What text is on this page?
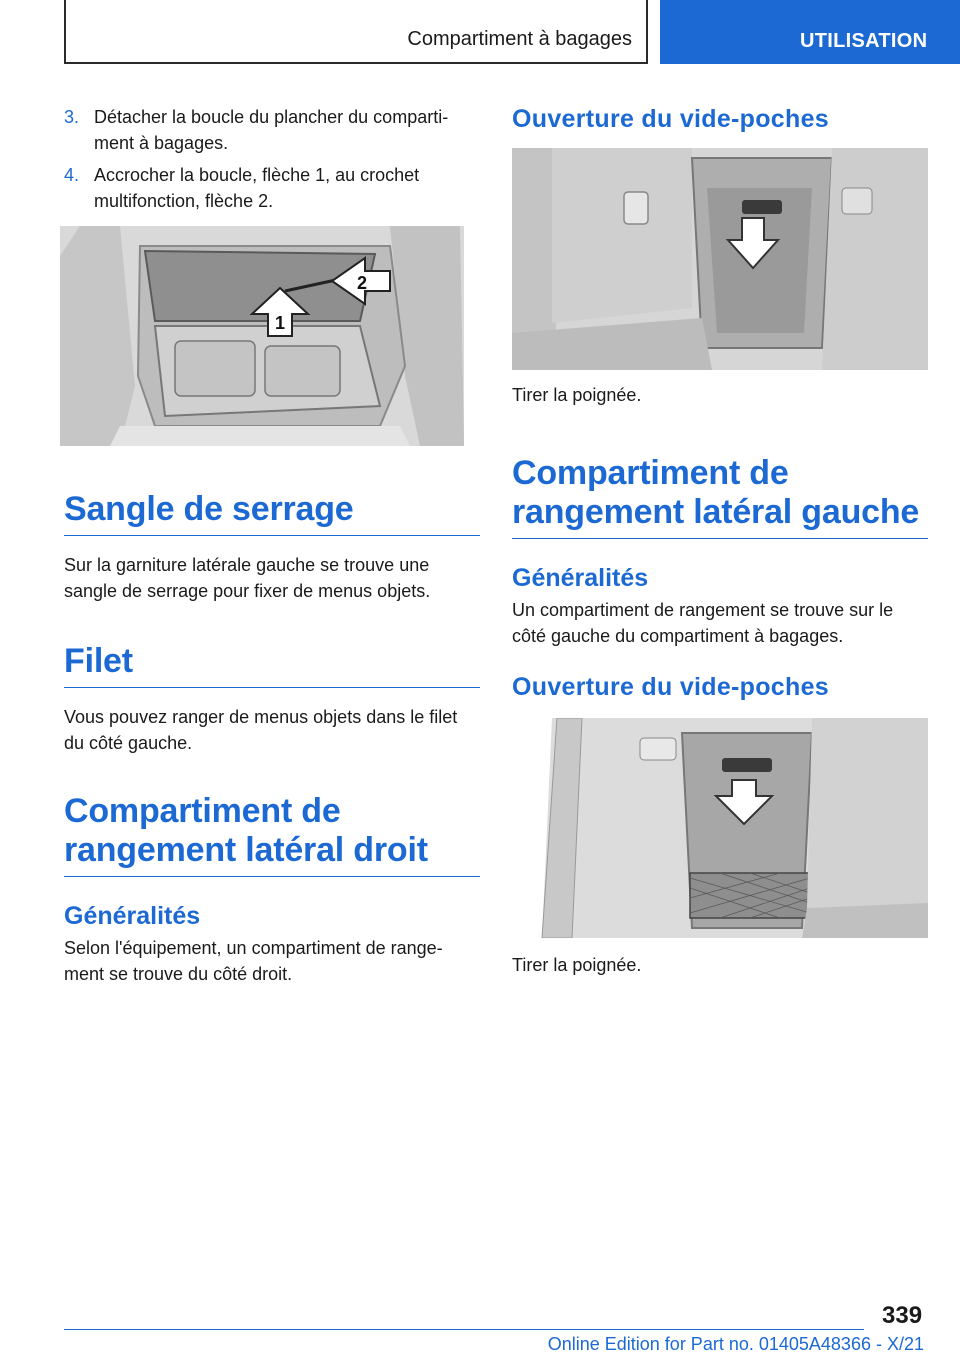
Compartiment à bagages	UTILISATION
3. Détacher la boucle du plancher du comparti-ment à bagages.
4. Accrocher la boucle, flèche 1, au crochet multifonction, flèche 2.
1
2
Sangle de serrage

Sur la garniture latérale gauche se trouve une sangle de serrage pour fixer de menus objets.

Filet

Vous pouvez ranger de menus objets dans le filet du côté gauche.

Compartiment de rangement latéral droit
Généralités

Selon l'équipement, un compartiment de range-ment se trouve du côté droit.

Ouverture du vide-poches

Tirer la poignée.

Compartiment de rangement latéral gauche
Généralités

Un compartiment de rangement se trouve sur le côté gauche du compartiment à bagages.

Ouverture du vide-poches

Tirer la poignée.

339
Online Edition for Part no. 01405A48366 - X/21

***

What is needed: Without the pictures, repeat all the records word for word.

Task response:
What text is on this page?
Compartiment à bagages	UTILISATION
3. Détacher la boucle du plancher du comparti-ment à bagages.
4. Accrocher la boucle, flèche 1, au crochet multifonction, flèche 2.
1
2
Sangle de serrage

Sur la garniture latérale gauche se trouve une sangle de serrage pour fixer de menus objets.

Filet

Vous pouvez ranger de menus objets dans le filet du côté gauche.

Compartiment de rangement latéral droit
Généralités

Selon l'équipement, un compartiment de range-ment se trouve du côté droit.

Ouverture du vide-poches

Tirer la poignée.

Compartiment de rangement latéral gauche
Généralités

Un compartiment de rangement se trouve sur le côté gauche du compartiment à bagages.

Ouverture du vide-poches

Tirer la poignée.

339
Online Edition for Part no. 01405A48366 - X/21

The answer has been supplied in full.